- _Description of the task_
Make an exact copy of the records, with the pictures left out.
+++ Input rows +++
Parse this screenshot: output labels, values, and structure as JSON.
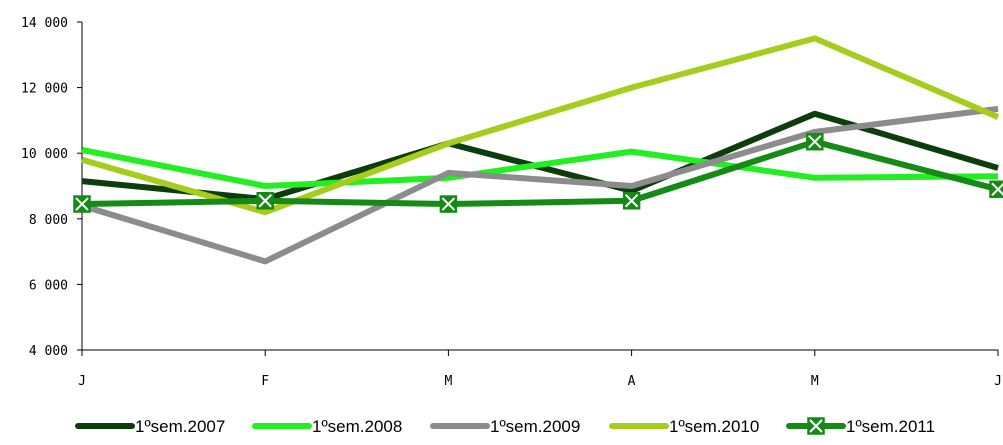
{
  "chart_data": {
    "type": "line",
    "title": "",
    "xlabel": "",
    "ylabel": "",
    "categories": [
      "J",
      "F",
      "M",
      "A",
      "M",
      "J"
    ],
    "ylim": [
      4000,
      14000
    ],
    "yticks": [
      4000,
      6000,
      8000,
      10000,
      12000,
      14000
    ],
    "ytick_labels": [
      "4 000",
      "6 000",
      "8 000",
      "10 000",
      "12 000",
      "14 000"
    ],
    "grid": false,
    "legend_position": "bottom",
    "series": [
      {
        "name": "1ºsem.2007",
        "color": "#0d3d0d",
        "marker": "none",
        "values": [
          9150,
          8600,
          10300,
          8850,
          11200,
          9550
        ]
      },
      {
        "name": "1ºsem.2008",
        "color": "#22ee22",
        "marker": "none",
        "values": [
          10100,
          9000,
          9250,
          10050,
          9250,
          9300
        ]
      },
      {
        "name": "1ºsem.2009",
        "color": "#8c8c8c",
        "marker": "none",
        "values": [
          8400,
          6700,
          9400,
          9000,
          10650,
          11350
        ]
      },
      {
        "name": "1ºsem.2010",
        "color": "#a6cc1e",
        "marker": "none",
        "values": [
          9800,
          8200,
          10300,
          12000,
          13500,
          11100
        ]
      },
      {
        "name": "1ºsem.2011",
        "color": "#158a15",
        "marker": "box-x",
        "values": [
          8450,
          8550,
          8450,
          8550,
          10350,
          8900
        ]
      }
    ]
  }
}
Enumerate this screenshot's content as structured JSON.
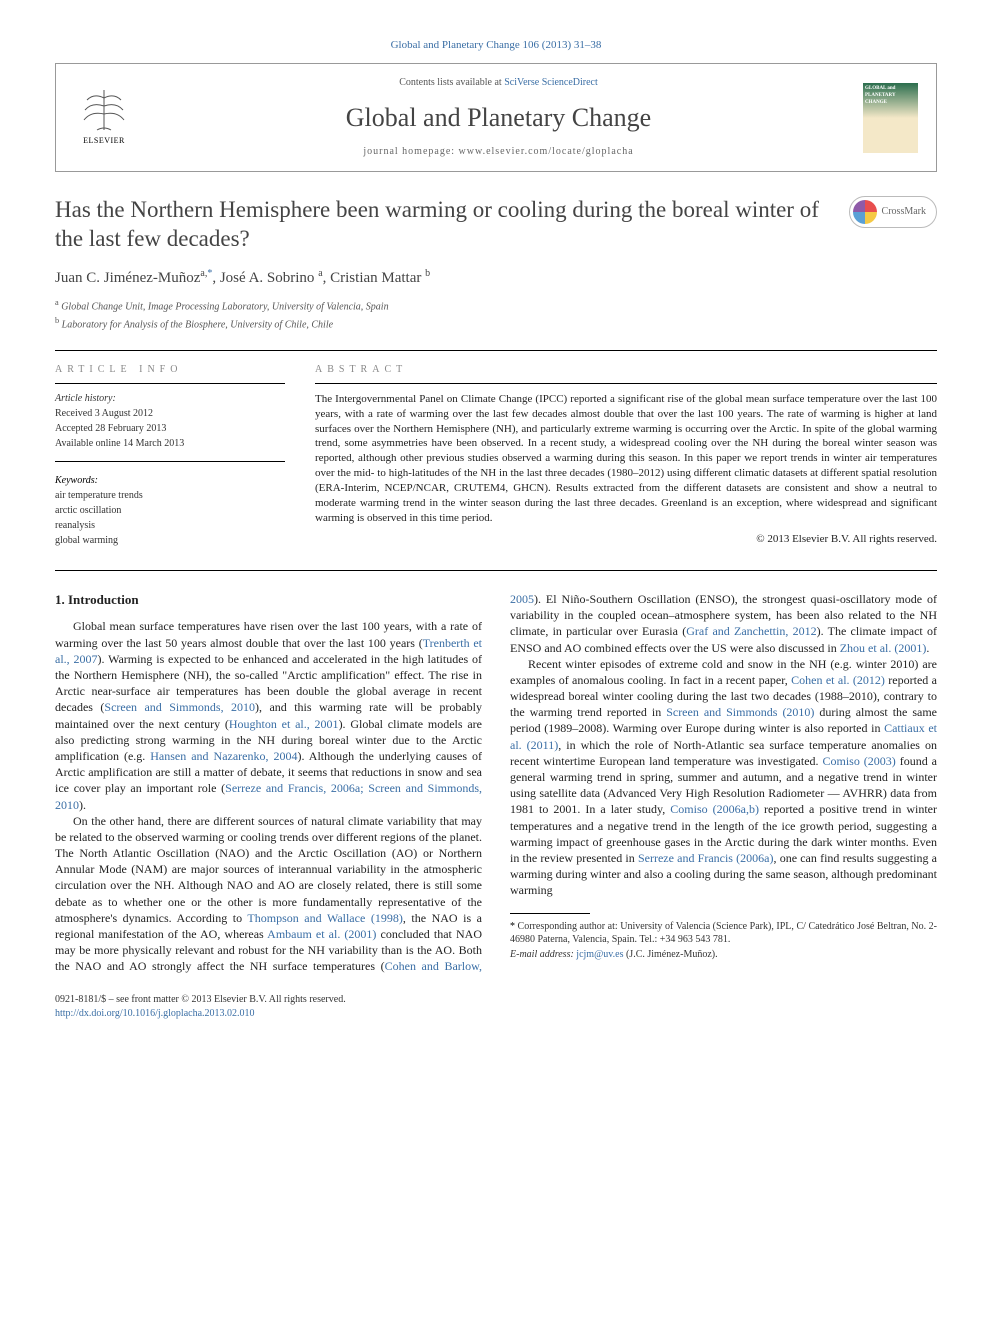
+++
- _Solution for this problem_
Parse this screenshot: output labels, values, and structure as JSON.
{
  "chart_data": {
    "type": "line",
    "title": "",
    "xlabel": "",
    "ylabel": "",
    "categories": [
      "J",
      "F",
      "M",
      "A",
      "M",
      "J"
    ],
    "ylim": [
      4000,
      14000
    ],
    "yticks": [
      4000,
      6000,
      8000,
      10000,
      12000,
      14000
    ],
    "ytick_labels": [
      "4 000",
      "6 000",
      "8 000",
      "10 000",
      "12 000",
      "14 000"
    ],
    "grid": false,
    "legend_position": "bottom",
    "series": [
      {
        "name": "1ºsem.2007",
        "color": "#0d3d0d",
        "marker": "none",
        "values": [
          9150,
          8600,
          10300,
          8850,
          11200,
          9550
        ]
      },
      {
        "name": "1ºsem.2008",
        "color": "#22ee22",
        "marker": "none",
        "values": [
          10100,
          9000,
          9250,
          10050,
          9250,
          9300
        ]
      },
      {
        "name": "1ºsem.2009",
        "color": "#8c8c8c",
        "marker": "none",
        "values": [
          8400,
          6700,
          9400,
          9000,
          10650,
          11350
        ]
      },
      {
        "name": "1ºsem.2010",
        "color": "#a6cc1e",
        "marker": "none",
        "values": [
          9800,
          8200,
          10300,
          12000,
          13500,
          11100
        ]
      },
      {
        "name": "1ºsem.2011",
        "color": "#158a15",
        "marker": "box-x",
        "values": [
          8450,
          8550,
          8450,
          8550,
          10350,
          8900
        ]
      }
    ]
  }
}
Enumerate this screenshot's content as structured JSON.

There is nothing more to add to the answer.